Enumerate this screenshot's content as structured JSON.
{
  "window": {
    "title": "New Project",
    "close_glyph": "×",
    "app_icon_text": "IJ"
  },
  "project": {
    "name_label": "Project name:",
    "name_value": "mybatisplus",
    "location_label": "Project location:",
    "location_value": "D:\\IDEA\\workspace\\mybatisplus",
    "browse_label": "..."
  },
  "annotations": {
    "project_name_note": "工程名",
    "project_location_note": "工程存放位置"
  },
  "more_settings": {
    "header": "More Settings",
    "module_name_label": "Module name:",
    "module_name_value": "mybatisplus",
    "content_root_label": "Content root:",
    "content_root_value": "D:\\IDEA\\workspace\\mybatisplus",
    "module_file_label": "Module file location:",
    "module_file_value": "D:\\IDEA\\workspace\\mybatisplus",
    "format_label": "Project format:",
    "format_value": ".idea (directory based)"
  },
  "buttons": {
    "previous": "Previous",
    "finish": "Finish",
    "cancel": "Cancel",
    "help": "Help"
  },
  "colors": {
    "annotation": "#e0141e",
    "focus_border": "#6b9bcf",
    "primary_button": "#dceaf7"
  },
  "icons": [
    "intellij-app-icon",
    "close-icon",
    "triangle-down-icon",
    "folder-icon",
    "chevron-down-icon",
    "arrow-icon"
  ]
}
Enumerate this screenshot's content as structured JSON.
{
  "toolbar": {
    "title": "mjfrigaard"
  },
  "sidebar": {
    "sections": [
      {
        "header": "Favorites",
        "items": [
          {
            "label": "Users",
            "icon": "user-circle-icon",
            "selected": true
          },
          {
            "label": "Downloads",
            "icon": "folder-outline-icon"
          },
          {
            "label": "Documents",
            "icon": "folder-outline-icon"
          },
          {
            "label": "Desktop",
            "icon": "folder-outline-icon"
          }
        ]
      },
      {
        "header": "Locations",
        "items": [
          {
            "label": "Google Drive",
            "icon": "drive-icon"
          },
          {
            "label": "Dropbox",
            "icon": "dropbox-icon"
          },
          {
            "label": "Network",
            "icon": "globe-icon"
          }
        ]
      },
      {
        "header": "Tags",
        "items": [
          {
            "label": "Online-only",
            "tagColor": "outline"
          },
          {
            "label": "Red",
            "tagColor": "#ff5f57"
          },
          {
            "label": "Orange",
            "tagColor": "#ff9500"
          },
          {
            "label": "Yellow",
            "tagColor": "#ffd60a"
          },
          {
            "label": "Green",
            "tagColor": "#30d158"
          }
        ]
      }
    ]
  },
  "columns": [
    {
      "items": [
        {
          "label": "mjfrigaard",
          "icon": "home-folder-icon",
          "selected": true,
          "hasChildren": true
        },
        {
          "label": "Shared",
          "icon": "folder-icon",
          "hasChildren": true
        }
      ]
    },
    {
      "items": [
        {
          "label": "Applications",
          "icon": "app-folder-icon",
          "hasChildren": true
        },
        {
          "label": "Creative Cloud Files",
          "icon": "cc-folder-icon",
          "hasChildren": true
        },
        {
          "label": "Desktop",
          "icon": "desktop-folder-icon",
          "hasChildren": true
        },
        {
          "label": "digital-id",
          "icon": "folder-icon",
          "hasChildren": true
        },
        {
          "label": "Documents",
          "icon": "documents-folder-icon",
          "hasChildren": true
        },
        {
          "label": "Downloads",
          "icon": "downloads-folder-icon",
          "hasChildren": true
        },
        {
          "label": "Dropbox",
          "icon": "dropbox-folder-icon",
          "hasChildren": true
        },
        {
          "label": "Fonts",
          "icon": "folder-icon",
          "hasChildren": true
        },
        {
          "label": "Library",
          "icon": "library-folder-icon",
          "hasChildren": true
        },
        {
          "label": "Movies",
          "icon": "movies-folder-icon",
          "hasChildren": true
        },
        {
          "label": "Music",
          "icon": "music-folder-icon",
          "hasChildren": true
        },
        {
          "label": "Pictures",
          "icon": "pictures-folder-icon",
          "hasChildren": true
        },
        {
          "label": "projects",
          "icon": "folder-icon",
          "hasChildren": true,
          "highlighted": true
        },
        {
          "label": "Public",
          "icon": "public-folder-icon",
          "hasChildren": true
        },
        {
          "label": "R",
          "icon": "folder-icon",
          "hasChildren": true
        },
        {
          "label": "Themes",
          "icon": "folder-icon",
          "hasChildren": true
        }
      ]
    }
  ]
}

--*--

Your task is to give the records above again, exactly.

Enumerate this screenshot's content as structured JSON.
{
  "window": {
    "title": "New Project",
    "close_glyph": "×",
    "app_icon_text": "IJ"
  },
  "project": {
    "name_label": "Project name:",
    "name_value": "mybatisplus",
    "location_label": "Project location:",
    "location_value": "D:\\IDEA\\workspace\\mybatisplus",
    "browse_label": "..."
  },
  "annotations": {
    "project_name_note": "工程名",
    "project_location_note": "工程存放位置"
  },
  "more_settings": {
    "header": "More Settings",
    "module_name_label": "Module name:",
    "module_name_value": "mybatisplus",
    "content_root_label": "Content root:",
    "content_root_value": "D:\\IDEA\\workspace\\mybatisplus",
    "module_file_label": "Module file location:",
    "module_file_value": "D:\\IDEA\\workspace\\mybatisplus",
    "format_label": "Project format:",
    "format_value": ".idea (directory based)"
  },
  "buttons": {
    "previous": "Previous",
    "finish": "Finish",
    "cancel": "Cancel",
    "help": "Help"
  },
  "colors": {
    "annotation": "#e0141e",
    "focus_border": "#6b9bcf",
    "primary_button": "#dceaf7"
  },
  "icons": [
    "intellij-app-icon",
    "close-icon",
    "triangle-down-icon",
    "folder-icon",
    "chevron-down-icon",
    "arrow-icon"
  ]
}
Enumerate this screenshot's content as structured JSON.
{
  "toolbar": {
    "title": "mjfrigaard"
  },
  "sidebar": {
    "sections": [
      {
        "header": "Favorites",
        "items": [
          {
            "label": "Users",
            "icon": "user-circle-icon",
            "selected": true
          },
          {
            "label": "Downloads",
            "icon": "folder-outline-icon"
          },
          {
            "label": "Documents",
            "icon": "folder-outline-icon"
          },
          {
            "label": "Desktop",
            "icon": "folder-outline-icon"
          }
        ]
      },
      {
        "header": "Locations",
        "items": [
          {
            "label": "Google Drive",
            "icon": "drive-icon"
          },
          {
            "label": "Dropbox",
            "icon": "dropbox-icon"
          },
          {
            "label": "Network",
            "icon": "globe-icon"
          }
        ]
      },
      {
        "header": "Tags",
        "items": [
          {
            "label": "Online-only",
            "tagColor": "outline"
          },
          {
            "label": "Red",
            "tagColor": "#ff5f57"
          },
          {
            "label": "Orange",
            "tagColor": "#ff9500"
          },
          {
            "label": "Yellow",
            "tagColor": "#ffd60a"
          },
          {
            "label": "Green",
            "tagColor": "#30d158"
          }
        ]
      }
    ]
  },
  "columns": [
    {
      "items": [
        {
          "label": "mjfrigaard",
          "icon": "home-folder-icon",
          "selected": true,
          "hasChildren": true
        },
        {
          "label": "Shared",
          "icon": "folder-icon",
          "hasChildren": true
        }
      ]
    },
    {
      "items": [
        {
          "label": "Applications",
          "icon": "app-folder-icon",
          "hasChildren": true
        },
        {
          "label": "Creative Cloud Files",
          "icon": "cc-folder-icon",
          "hasChildren": true
        },
        {
          "label": "Desktop",
          "icon": "desktop-folder-icon",
          "hasChildren": true
        },
        {
          "label": "digital-id",
          "icon": "folder-icon",
          "hasChildren": true
        },
        {
          "label": "Documents",
          "icon": "documents-folder-icon",
          "hasChildren": true
        },
        {
          "label": "Downloads",
          "icon": "downloads-folder-icon",
          "hasChildren": true
        },
        {
          "label": "Dropbox",
          "icon": "dropbox-folder-icon",
          "hasChildren": true
        },
        {
          "label": "Fonts",
          "icon": "folder-icon",
          "hasChildren": true
        },
        {
          "label": "Library",
          "icon": "library-folder-icon",
          "hasChildren": true
        },
        {
          "label": "Movies",
          "icon": "movies-folder-icon",
          "hasChildren": true
        },
        {
          "label": "Music",
          "icon": "music-folder-icon",
          "hasChildren": true
        },
        {
          "label": "Pictures",
          "icon": "pictures-folder-icon",
          "hasChildren": true
        },
        {
          "label": "projects",
          "icon": "folder-icon",
          "hasChildren": true,
          "highlighted": true
        },
        {
          "label": "Public",
          "icon": "public-folder-icon",
          "hasChildren": true
        },
        {
          "label": "R",
          "icon": "folder-icon",
          "hasChildren": true
        },
        {
          "label": "Themes",
          "icon": "folder-icon",
          "hasChildren": true
        }
      ]
    }
  ]
}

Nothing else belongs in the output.